TASK TO CARRY OUT: Print out each record below, unaltered and complete, without its images.

╭─ RECORDS FOR THE EXERCISE

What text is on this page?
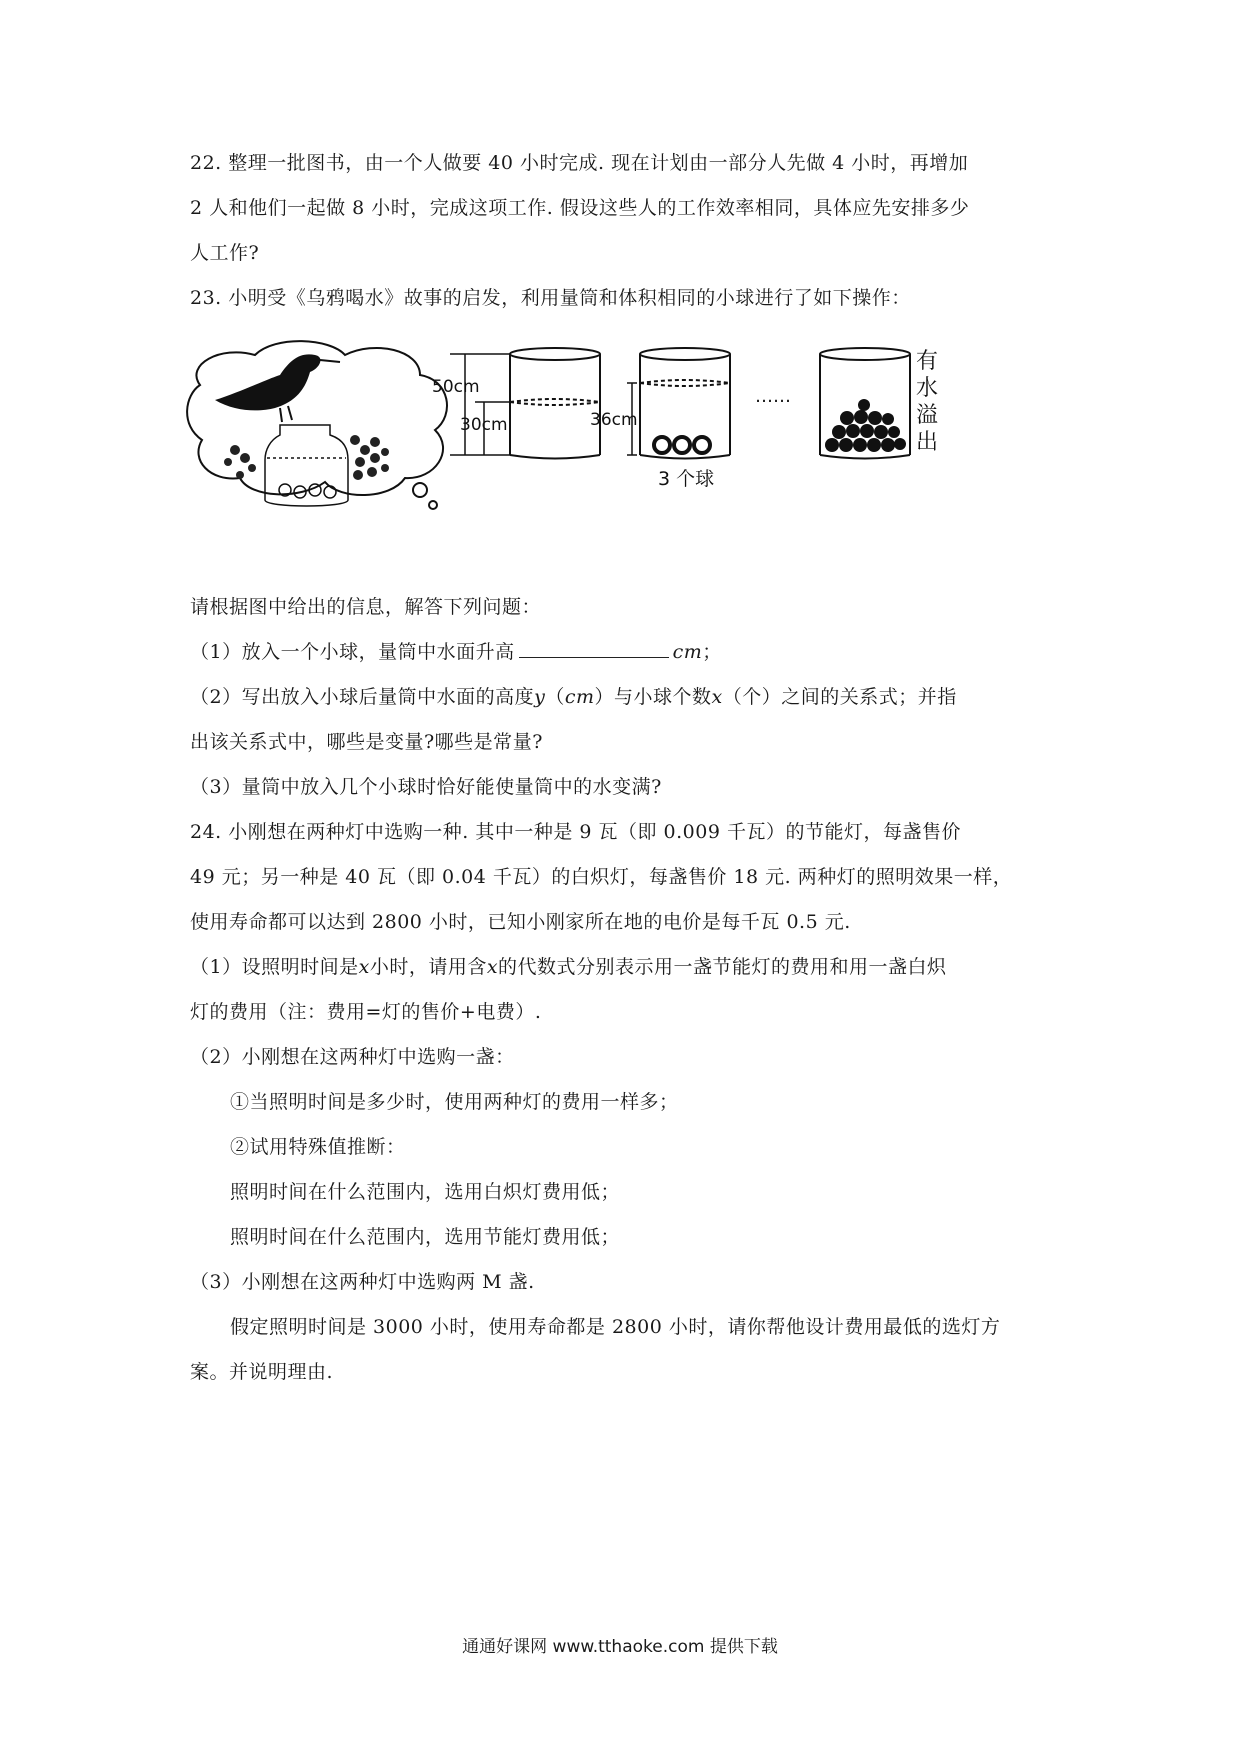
22. 整理一批图书，由一个人做要 40 小时完成. 现在计划由一部分人先做 4 小时，再增加
2 人和他们一起做 8 小时，完成这项工作. 假设这些人的工作效率相同，具体应先安排多少
人工作?
23. 小明受《乌鸦喝水》故事的启发，利用量筒和体积相同的小球进行了如下操作：
50cm
30cm	36cm
3 个球
……
有
水
溢
出
请根据图中给出的信息，解答下列问题：
（1）放入一个小球，量筒中水面升高	cm；
（2）写出放入小球后量筒中水面的高度y（cm）与小球个数x（个）之间的关系式；并指
出该关系式中，哪些是变量?哪些是常量?
（3）量筒中放入几个小球时恰好能使量筒中的水变满?
24. 小刚想在两种灯中选购一种. 其中一种是 9 瓦（即 0.009 千瓦）的节能灯，每盏售价
49 元；另一种是 40 瓦（即 0.04 千瓦）的白炽灯，每盏售价 18 元. 两种灯的照明效果一样，
使用寿命都可以达到 2800 小时，已知小刚家所在地的电价是每千瓦 0.5 元.
（1）设照明时间是x小时，请用含x的代数式分别表示用一盏节能灯的费用和用一盏白炽
灯的费用（注：费用=灯的售价+电费）.
（2）小刚想在这两种灯中选购一盏：
①当照明时间是多少时，使用两种灯的费用一样多；
②试用特殊值推断：
照明时间在什么范围内，选用白炽灯费用低；
照明时间在什么范围内，选用节能灯费用低；
（3）小刚想在这两种灯中选购两 M 盏.
假定照明时间是 3000 小时，使用寿命都是 2800 小时，请你帮他设计费用最低的选灯方
案。并说明理由.
通通好课网 www.tthaoke.com 提供下载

╰─

TASK ANSWER:
What text is on this page?
22. 整理一批图书，由一个人做要 40 小时完成. 现在计划由一部分人先做 4 小时，再增加
2 人和他们一起做 8 小时，完成这项工作. 假设这些人的工作效率相同，具体应先安排多少
人工作?
23. 小明受《乌鸦喝水》故事的启发，利用量筒和体积相同的小球进行了如下操作：
50cm
30cm	36cm
3 个球
……
有
水
溢
出
请根据图中给出的信息，解答下列问题：
（1）放入一个小球，量筒中水面升高	cm；
（2）写出放入小球后量筒中水面的高度y（cm）与小球个数x（个）之间的关系式；并指
出该关系式中，哪些是变量?哪些是常量?
（3）量筒中放入几个小球时恰好能使量筒中的水变满?
24. 小刚想在两种灯中选购一种. 其中一种是 9 瓦（即 0.009 千瓦）的节能灯，每盏售价
49 元；另一种是 40 瓦（即 0.04 千瓦）的白炽灯，每盏售价 18 元. 两种灯的照明效果一样，
使用寿命都可以达到 2800 小时，已知小刚家所在地的电价是每千瓦 0.5 元.
（1）设照明时间是x小时，请用含x的代数式分别表示用一盏节能灯的费用和用一盏白炽
灯的费用（注：费用=灯的售价+电费）.
（2）小刚想在这两种灯中选购一盏：
①当照明时间是多少时，使用两种灯的费用一样多；
②试用特殊值推断：
照明时间在什么范围内，选用白炽灯费用低；
照明时间在什么范围内，选用节能灯费用低；
（3）小刚想在这两种灯中选购两 M 盏.
假定照明时间是 3000 小时，使用寿命都是 2800 小时，请你帮他设计费用最低的选灯方
案。并说明理由.
通通好课网 www.tthaoke.com 提供下载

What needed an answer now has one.